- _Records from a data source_

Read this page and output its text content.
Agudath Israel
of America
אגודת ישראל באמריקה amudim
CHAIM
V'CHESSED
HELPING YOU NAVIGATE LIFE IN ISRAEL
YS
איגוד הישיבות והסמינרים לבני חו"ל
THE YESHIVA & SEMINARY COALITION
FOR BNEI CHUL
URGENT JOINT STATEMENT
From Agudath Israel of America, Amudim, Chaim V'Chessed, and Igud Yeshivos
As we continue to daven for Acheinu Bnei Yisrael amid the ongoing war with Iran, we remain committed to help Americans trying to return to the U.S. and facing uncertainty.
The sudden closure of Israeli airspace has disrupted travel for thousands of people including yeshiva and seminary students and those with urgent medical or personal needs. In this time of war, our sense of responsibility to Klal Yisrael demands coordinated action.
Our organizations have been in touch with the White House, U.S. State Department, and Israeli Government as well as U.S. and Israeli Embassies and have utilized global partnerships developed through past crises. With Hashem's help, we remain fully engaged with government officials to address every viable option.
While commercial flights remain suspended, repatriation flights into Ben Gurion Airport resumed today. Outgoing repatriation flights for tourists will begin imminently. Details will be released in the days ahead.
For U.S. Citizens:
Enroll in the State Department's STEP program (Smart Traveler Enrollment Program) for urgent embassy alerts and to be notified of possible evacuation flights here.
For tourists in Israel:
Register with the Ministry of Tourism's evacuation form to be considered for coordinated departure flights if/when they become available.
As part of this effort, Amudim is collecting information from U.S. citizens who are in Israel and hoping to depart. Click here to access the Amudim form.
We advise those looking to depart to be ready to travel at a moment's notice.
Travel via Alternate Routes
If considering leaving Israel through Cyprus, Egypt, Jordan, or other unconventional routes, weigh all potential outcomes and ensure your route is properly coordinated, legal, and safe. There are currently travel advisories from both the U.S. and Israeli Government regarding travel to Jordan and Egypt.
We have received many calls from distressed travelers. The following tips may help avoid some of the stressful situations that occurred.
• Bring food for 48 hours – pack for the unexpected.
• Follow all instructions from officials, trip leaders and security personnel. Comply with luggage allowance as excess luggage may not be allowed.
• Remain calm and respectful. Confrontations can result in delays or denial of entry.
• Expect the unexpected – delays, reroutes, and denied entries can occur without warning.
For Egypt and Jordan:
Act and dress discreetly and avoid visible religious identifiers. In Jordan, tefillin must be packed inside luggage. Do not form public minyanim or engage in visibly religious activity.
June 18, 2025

- _Direction_
Keep only those lines of the records that hold "have", and return them.

- _Written solution_
Our organizations have been in touch with the White House, U.S. State Department, and Israeli Government as well as U.S. and Israeli Embassies and have utilized global partnerships developed through past crises. With Hashem's help, we remain fully engaged with government officials to address every viable option.
We have received many calls from distressed travelers. The following tips may help avoid some of the stressful situations that occurred.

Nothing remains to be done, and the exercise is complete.